## Consigne 1
Recopiez le passage du texte sur le baobab en commençant à "Les anciens racontent" et en terminant à "donc ses racines.".
## Consigne 2
Réécrivez les enregistrements en commençant au début et en terminant à la ligne qui contient "app-window: 0 Zer0", incluse, en remplaçant "row-divider" par "row-separator" sans rien modifier d'autre. Ne reproduisez que ces lignes.

## Texte à lire
╔══

Enfin la rencontre avec le baobab, arbre de vie, et l’horizon ouvert sur un lac rose, à perte de vue


Il me fallait un changement de lieu après Gorée, son atmosphère étouffante et l’angoisse terrible qui suintait de la maison des esclaves. Cette nouvelle journée m’offrira de larges étendues de terre et d’eau, et l’horizon à perte de vue. Je prends la route pour le lac Retba, connu comme le lac Rose#Off2Africa 30 Lac Retba Sénégal

Vue sur le lac Retba, connu comme le lac Rose #Off2Africa 30 Lac Retba Sénégal © Gilles Denizot 2016

Avant même d’arriver, je vois enfin mon premier baobab ! Cet arbre caractéristique de la savane africaine et emblème de la Guinée, me fascine depuis toujours. Il est sacré, nul ne doit – en principe – le couper. Durant mon périple, je découvrirai aussi le fromager et me coucherai souvent dans les plis de ces racines, notamment en Casamance. Mais le baobab marque peut-être encore davantage mon imaginaire. Je m’identifie à son aspect : massif et haut, singulier aussi, car il semble être fiché tête en bas dans la terre. À Hambourg, je m’étais un jour senti pareil à un vieux tronc d’arbre aperçu lors d’une balade hivernale. Sectionné, abandonné, il gisait là, inutile.

Les anciens racontent les légendes de « l’arbre à l’envers » : un esprit proposa aux animaux de planter des arbres. L’hyène arriva en retard et reçut le dernier arbre qui restait, le baobab. Furieuse, elle le planta à l’envers. Cela dit, le baobab se vengea de l’hyène : une autre histoire nous dit qu’une hyène ayant dégusté le fruit du baobab voulu transporter l’arbre sur sa tête. Une mauvaise idée puisqu’elle se fit écraser !

Vous entendrez souvent aussi qu’au commencement des temps, Dieu planta un baobab. Cet arbre majestueux, apprécié de tous, faisait l’objet de tous les compliments. Il finit par en concevoir de l’orgueil. Dieu, irrité, le déracina pour ensuite le jeter à terre où il retomba à l’envers, ses branches devenant donc ses racines.

Chaque jour j’apprenais quelque chose sur la planète, sur le départ, sur le voyage. Ça venait tout doucement, au hasard des réflexions. C’est ainsi que, le troisième jour, je connus le drame des baobabs.

Il y avait des graines terribles sur la planète du petit prince… c’étaient les graines de baobabs. Le sol de la planète en était infesté. Or un baobab, si l’on s’y prend trop tard, on ne peut jamais plus s’en débarrasser. Il encombre toute la planète. Il la perfore de ses racines. Et si la planète est trop petite, et si les baobabs sont trop nombreux, ils la font éclater.

╚══

## Données extraites

╔══

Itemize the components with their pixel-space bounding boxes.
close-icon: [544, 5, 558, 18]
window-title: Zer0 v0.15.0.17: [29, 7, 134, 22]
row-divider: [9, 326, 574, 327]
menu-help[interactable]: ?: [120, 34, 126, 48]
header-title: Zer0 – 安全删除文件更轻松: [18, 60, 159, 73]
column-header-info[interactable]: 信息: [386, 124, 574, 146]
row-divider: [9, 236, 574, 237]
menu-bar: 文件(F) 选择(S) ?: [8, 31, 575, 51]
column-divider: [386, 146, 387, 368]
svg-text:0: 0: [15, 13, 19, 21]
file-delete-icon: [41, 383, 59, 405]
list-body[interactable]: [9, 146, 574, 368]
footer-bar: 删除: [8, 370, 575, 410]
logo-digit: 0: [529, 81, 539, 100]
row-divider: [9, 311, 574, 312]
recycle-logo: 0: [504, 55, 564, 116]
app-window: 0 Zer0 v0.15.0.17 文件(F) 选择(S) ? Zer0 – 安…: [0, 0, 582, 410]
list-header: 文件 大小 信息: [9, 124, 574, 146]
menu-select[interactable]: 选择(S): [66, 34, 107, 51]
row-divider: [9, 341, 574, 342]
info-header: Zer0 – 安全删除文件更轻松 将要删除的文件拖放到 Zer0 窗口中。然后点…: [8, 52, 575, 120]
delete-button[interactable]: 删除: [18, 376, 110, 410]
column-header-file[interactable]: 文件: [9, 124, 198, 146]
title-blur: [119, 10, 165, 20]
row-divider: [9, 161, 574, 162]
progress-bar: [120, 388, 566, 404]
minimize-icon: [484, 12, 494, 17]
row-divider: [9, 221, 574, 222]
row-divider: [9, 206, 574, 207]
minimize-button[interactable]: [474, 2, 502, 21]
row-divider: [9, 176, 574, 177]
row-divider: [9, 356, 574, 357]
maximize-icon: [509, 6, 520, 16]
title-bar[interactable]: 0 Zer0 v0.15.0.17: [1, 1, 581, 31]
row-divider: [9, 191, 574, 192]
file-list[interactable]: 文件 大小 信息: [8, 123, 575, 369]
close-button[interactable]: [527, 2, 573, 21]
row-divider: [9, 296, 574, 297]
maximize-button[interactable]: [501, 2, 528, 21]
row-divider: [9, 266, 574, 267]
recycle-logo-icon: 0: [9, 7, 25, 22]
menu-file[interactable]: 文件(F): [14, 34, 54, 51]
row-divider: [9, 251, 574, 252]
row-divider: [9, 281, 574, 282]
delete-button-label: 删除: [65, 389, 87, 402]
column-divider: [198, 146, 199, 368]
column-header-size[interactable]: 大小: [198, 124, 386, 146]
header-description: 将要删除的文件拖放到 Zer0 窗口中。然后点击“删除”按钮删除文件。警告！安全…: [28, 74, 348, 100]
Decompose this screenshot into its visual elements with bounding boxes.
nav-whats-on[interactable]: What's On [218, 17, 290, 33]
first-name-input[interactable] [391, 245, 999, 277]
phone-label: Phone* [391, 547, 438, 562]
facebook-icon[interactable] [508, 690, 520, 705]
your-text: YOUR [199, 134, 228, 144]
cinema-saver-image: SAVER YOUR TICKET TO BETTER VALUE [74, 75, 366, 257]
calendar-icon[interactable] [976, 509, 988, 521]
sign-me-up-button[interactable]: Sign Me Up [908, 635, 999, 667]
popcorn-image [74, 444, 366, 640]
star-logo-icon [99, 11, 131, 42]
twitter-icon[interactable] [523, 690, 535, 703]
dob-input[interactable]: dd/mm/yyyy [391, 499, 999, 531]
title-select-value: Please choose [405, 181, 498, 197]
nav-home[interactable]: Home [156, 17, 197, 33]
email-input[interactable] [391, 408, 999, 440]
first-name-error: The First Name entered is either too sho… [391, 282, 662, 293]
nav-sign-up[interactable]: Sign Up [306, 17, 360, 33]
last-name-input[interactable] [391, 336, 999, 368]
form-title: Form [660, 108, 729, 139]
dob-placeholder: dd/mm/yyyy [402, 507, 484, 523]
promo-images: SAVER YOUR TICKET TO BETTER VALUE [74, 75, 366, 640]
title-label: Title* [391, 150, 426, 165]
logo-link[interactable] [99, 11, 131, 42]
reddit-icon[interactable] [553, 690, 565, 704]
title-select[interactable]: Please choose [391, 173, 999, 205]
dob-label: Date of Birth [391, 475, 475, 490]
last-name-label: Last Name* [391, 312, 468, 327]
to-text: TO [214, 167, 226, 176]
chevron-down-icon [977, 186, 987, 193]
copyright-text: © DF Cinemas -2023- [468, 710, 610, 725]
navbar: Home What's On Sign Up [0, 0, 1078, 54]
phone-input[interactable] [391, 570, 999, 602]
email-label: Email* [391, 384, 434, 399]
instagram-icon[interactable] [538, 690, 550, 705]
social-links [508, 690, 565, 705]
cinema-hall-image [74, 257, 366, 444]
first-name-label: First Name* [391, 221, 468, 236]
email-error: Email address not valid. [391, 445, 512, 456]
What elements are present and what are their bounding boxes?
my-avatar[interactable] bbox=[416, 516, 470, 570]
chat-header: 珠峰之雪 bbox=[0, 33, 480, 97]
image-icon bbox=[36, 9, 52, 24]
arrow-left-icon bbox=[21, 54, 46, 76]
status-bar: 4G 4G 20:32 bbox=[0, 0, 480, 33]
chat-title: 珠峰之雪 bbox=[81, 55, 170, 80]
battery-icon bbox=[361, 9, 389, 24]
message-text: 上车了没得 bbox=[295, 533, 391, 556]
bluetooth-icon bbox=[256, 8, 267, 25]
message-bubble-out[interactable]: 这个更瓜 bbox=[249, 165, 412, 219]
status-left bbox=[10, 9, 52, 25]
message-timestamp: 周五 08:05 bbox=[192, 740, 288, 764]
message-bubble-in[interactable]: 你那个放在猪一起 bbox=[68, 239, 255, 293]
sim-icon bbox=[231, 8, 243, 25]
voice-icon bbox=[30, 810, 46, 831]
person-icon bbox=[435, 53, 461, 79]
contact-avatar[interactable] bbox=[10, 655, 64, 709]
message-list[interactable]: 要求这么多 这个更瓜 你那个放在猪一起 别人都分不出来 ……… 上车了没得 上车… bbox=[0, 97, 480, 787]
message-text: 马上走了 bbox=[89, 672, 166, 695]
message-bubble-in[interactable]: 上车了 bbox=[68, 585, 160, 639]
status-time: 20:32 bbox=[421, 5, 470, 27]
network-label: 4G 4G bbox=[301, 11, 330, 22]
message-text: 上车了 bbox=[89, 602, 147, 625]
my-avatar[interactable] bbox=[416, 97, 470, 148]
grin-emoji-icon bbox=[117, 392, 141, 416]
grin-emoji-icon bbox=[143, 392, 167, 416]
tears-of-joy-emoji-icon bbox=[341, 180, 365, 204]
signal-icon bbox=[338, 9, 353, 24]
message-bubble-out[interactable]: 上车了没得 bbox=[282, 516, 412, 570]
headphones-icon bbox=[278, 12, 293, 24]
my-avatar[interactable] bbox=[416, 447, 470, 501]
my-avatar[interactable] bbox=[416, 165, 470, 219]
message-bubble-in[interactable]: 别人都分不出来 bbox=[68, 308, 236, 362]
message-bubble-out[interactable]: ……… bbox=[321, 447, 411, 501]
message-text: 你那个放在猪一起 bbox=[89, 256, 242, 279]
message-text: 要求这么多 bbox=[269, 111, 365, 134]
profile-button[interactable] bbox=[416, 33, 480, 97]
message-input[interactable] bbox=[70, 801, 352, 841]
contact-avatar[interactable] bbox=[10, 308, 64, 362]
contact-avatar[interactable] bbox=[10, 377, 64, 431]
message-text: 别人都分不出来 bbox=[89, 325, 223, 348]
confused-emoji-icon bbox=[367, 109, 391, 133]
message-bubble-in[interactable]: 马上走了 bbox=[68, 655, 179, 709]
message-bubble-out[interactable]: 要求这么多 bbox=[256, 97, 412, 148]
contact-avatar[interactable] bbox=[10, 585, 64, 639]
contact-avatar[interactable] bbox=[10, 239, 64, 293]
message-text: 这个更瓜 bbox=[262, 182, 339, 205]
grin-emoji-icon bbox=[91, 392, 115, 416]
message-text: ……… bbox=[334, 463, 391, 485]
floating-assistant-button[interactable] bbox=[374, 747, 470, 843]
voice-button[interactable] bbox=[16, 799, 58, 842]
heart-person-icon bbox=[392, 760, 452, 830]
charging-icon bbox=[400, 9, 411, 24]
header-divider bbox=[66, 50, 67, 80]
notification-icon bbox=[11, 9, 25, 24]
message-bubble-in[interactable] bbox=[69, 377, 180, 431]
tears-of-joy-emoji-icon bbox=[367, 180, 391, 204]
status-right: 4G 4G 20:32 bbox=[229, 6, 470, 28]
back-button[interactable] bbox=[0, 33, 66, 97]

╚══

## Réponse attendue 1
Les anciens racontent les légendes de « l’arbre à l’envers » : un esprit proposa aux animaux de planter des arbres. L’hyène arriva en retard et reçut le dernier arbre qui restait, le baobab. Furieuse, elle le planta à l’envers. Cela dit, le baobab se vengea de l’hyène : une autre histoire nous dit qu’une hyène ayant dégusté le fruit du baobab voulu transporter l’arbre sur sa tête. Une mauvaise idée puisqu’elle se fit écraser !

Vous entendrez souvent aussi qu’au commencement des temps, Dieu planta un baobab. Cet arbre majestueux, apprécié de tous, faisait l’objet de tous les compliments. Il finit par en concevoir de l’orgueil. Dieu, irrité, le déracina pour ensuite le jeter à terre où il retomba à l’envers, ses branches devenant donc ses racines.

## Réponse attendue 2
Itemize the components with their pixel-space bounding boxes.
close-icon: [544, 5, 558, 18]
window-title: Zer0 v0.15.0.17: [29, 7, 134, 22]
row-separator: [9, 326, 574, 327]
menu-help[interactable]: ?: [120, 34, 126, 48]
header-title: Zer0 – 安全删除文件更轻松: [18, 60, 159, 73]
column-header-info[interactable]: 信息: [386, 124, 574, 146]
row-separator: [9, 236, 574, 237]
menu-bar: 文件(F) 选择(S) ?: [8, 31, 575, 51]
column-divider: [386, 146, 387, 368]
svg-text:0: 0: [15, 13, 19, 21]
file-delete-icon: [41, 383, 59, 405]
list-body[interactable]: [9, 146, 574, 368]
footer-bar: 删除: [8, 370, 575, 410]
logo-digit: 0: [529, 81, 539, 100]
row-separator: [9, 311, 574, 312]
recycle-logo: 0: [504, 55, 564, 116]
app-window: 0 Zer0 v0.15.0.17 文件(F) 选择(S) ? Zer0 – 安…: [0, 0, 582, 410]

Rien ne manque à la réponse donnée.